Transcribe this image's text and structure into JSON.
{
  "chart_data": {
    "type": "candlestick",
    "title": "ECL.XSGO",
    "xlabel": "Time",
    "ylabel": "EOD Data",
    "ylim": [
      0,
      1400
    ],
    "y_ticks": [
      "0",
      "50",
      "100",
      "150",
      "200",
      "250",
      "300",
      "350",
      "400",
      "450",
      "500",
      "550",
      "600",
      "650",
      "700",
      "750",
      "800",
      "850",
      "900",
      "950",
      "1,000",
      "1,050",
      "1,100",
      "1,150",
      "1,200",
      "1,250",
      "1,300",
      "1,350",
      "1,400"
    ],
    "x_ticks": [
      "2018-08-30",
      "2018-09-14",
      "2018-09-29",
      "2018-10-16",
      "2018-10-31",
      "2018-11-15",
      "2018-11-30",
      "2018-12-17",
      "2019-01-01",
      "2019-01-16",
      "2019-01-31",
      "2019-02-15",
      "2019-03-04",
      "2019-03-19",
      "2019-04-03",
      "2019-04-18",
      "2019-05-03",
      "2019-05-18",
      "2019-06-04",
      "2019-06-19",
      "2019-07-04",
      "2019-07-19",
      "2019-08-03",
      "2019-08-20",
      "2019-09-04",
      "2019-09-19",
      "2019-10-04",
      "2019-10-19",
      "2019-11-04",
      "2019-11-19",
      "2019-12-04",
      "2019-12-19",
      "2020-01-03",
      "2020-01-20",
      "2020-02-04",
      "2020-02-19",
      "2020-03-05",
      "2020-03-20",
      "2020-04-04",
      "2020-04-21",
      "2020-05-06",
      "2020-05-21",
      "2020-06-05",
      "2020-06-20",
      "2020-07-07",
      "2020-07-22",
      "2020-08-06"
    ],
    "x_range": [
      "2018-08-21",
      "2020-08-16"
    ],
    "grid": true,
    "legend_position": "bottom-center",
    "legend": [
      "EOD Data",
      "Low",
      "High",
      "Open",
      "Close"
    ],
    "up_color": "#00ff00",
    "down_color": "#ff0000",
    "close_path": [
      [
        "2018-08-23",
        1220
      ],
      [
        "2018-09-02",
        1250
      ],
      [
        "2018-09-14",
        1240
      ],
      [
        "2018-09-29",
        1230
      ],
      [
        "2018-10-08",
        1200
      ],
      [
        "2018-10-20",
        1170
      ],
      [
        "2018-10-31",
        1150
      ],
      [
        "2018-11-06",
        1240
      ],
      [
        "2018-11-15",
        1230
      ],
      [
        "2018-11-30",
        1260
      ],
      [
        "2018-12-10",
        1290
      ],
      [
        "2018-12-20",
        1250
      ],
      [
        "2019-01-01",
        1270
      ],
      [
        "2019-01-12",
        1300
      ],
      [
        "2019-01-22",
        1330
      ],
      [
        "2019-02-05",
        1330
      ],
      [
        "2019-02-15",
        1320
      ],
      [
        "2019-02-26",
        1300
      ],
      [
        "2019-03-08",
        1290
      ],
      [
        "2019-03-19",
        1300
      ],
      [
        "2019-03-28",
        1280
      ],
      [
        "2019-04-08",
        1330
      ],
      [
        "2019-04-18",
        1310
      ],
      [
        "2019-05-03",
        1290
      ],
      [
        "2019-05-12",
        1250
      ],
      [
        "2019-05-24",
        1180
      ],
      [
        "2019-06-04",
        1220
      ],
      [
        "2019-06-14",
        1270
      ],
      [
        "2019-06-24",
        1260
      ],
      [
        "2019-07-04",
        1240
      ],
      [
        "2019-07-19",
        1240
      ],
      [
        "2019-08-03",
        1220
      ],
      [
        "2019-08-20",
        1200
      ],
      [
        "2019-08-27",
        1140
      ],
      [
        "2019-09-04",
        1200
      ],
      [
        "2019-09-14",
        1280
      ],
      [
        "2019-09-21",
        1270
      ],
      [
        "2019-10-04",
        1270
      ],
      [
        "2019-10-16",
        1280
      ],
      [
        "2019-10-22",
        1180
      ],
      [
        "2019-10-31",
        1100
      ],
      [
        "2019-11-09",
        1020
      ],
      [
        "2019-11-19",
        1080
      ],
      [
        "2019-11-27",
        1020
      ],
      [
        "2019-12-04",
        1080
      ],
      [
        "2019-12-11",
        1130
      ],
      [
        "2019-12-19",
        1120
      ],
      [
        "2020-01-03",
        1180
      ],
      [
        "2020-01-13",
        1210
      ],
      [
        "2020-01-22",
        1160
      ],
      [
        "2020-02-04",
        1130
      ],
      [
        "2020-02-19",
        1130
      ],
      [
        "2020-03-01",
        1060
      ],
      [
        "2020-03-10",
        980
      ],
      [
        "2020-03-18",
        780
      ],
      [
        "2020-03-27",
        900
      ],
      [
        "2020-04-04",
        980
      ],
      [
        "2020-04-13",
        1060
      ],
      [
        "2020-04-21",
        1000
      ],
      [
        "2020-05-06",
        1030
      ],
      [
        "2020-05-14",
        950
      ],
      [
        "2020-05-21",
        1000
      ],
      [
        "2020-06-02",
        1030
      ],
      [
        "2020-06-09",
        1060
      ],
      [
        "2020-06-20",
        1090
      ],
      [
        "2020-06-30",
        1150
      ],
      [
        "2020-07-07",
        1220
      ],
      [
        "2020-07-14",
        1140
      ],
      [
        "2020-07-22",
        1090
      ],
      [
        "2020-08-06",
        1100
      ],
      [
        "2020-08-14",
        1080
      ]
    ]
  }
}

# Direction
Each line of the listing above should be output exactly.

# Result of this task
Transcribe this image's text and structure into JSON.
{
  "chart_data": {
    "type": "candlestick",
    "title": "ECL.XSGO",
    "xlabel": "Time",
    "ylabel": "EOD Data",
    "ylim": [
      0,
      1400
    ],
    "y_ticks": [
      "0",
      "50",
      "100",
      "150",
      "200",
      "250",
      "300",
      "350",
      "400",
      "450",
      "500",
      "550",
      "600",
      "650",
      "700",
      "750",
      "800",
      "850",
      "900",
      "950",
      "1,000",
      "1,050",
      "1,100",
      "1,150",
      "1,200",
      "1,250",
      "1,300",
      "1,350",
      "1,400"
    ],
    "x_ticks": [
      "2018-08-30",
      "2018-09-14",
      "2018-09-29",
      "2018-10-16",
      "2018-10-31",
      "2018-11-15",
      "2018-11-30",
      "2018-12-17",
      "2019-01-01",
      "2019-01-16",
      "2019-01-31",
      "2019-02-15",
      "2019-03-04",
      "2019-03-19",
      "2019-04-03",
      "2019-04-18",
      "2019-05-03",
      "2019-05-18",
      "2019-06-04",
      "2019-06-19",
      "2019-07-04",
      "2019-07-19",
      "2019-08-03",
      "2019-08-20",
      "2019-09-04",
      "2019-09-19",
      "2019-10-04",
      "2019-10-19",
      "2019-11-04",
      "2019-11-19",
      "2019-12-04",
      "2019-12-19",
      "2020-01-03",
      "2020-01-20",
      "2020-02-04",
      "2020-02-19",
      "2020-03-05",
      "2020-03-20",
      "2020-04-04",
      "2020-04-21",
      "2020-05-06",
      "2020-05-21",
      "2020-06-05",
      "2020-06-20",
      "2020-07-07",
      "2020-07-22",
      "2020-08-06"
    ],
    "x_range": [
      "2018-08-21",
      "2020-08-16"
    ],
    "grid": true,
    "legend_position": "bottom-center",
    "legend": [
      "EOD Data",
      "Low",
      "High",
      "Open",
      "Close"
    ],
    "up_color": "#00ff00",
    "down_color": "#ff0000",
    "close_path": [
      [
        "2018-08-23",
        1220
      ],
      [
        "2018-09-02",
        1250
      ],
      [
        "2018-09-14",
        1240
      ],
      [
        "2018-09-29",
        1230
      ],
      [
        "2018-10-08",
        1200
      ],
      [
        "2018-10-20",
        1170
      ],
      [
        "2018-10-31",
        1150
      ],
      [
        "2018-11-06",
        1240
      ],
      [
        "2018-11-15",
        1230
      ],
      [
        "2018-11-30",
        1260
      ],
      [
        "2018-12-10",
        1290
      ],
      [
        "2018-12-20",
        1250
      ],
      [
        "2019-01-01",
        1270
      ],
      [
        "2019-01-12",
        1300
      ],
      [
        "2019-01-22",
        1330
      ],
      [
        "2019-02-05",
        1330
      ],
      [
        "2019-02-15",
        1320
      ],
      [
        "2019-02-26",
        1300
      ],
      [
        "2019-03-08",
        1290
      ],
      [
        "2019-03-19",
        1300
      ],
      [
        "2019-03-28",
        1280
      ],
      [
        "2019-04-08",
        1330
      ],
      [
        "2019-04-18",
        1310
      ],
      [
        "2019-05-03",
        1290
      ],
      [
        "2019-05-12",
        1250
      ],
      [
        "2019-05-24",
        1180
      ],
      [
        "2019-06-04",
        1220
      ],
      [
        "2019-06-14",
        1270
      ],
      [
        "2019-06-24",
        1260
      ],
      [
        "2019-07-04",
        1240
      ],
      [
        "2019-07-19",
        1240
      ],
      [
        "2019-08-03",
        1220
      ],
      [
        "2019-08-20",
        1200
      ],
      [
        "2019-08-27",
        1140
      ],
      [
        "2019-09-04",
        1200
      ],
      [
        "2019-09-14",
        1280
      ],
      [
        "2019-09-21",
        1270
      ],
      [
        "2019-10-04",
        1270
      ],
      [
        "2019-10-16",
        1280
      ],
      [
        "2019-10-22",
        1180
      ],
      [
        "2019-10-31",
        1100
      ],
      [
        "2019-11-09",
        1020
      ],
      [
        "2019-11-19",
        1080
      ],
      [
        "2019-11-27",
        1020
      ],
      [
        "2019-12-04",
        1080
      ],
      [
        "2019-12-11",
        1130
      ],
      [
        "2019-12-19",
        1120
      ],
      [
        "2020-01-03",
        1180
      ],
      [
        "2020-01-13",
        1210
      ],
      [
        "2020-01-22",
        1160
      ],
      [
        "2020-02-04",
        1130
      ],
      [
        "2020-02-19",
        1130
      ],
      [
        "2020-03-01",
        1060
      ],
      [
        "2020-03-10",
        980
      ],
      [
        "2020-03-18",
        780
      ],
      [
        "2020-03-27",
        900
      ],
      [
        "2020-04-04",
        980
      ],
      [
        "2020-04-13",
        1060
      ],
      [
        "2020-04-21",
        1000
      ],
      [
        "2020-05-06",
        1030
      ],
      [
        "2020-05-14",
        950
      ],
      [
        "2020-05-21",
        1000
      ],
      [
        "2020-06-02",
        1030
      ],
      [
        "2020-06-09",
        1060
      ],
      [
        "2020-06-20",
        1090
      ],
      [
        "2020-06-30",
        1150
      ],
      [
        "2020-07-07",
        1220
      ],
      [
        "2020-07-14",
        1140
      ],
      [
        "2020-07-22",
        1090
      ],
      [
        "2020-08-06",
        1100
      ],
      [
        "2020-08-14",
        1080
      ]
    ]
  }
}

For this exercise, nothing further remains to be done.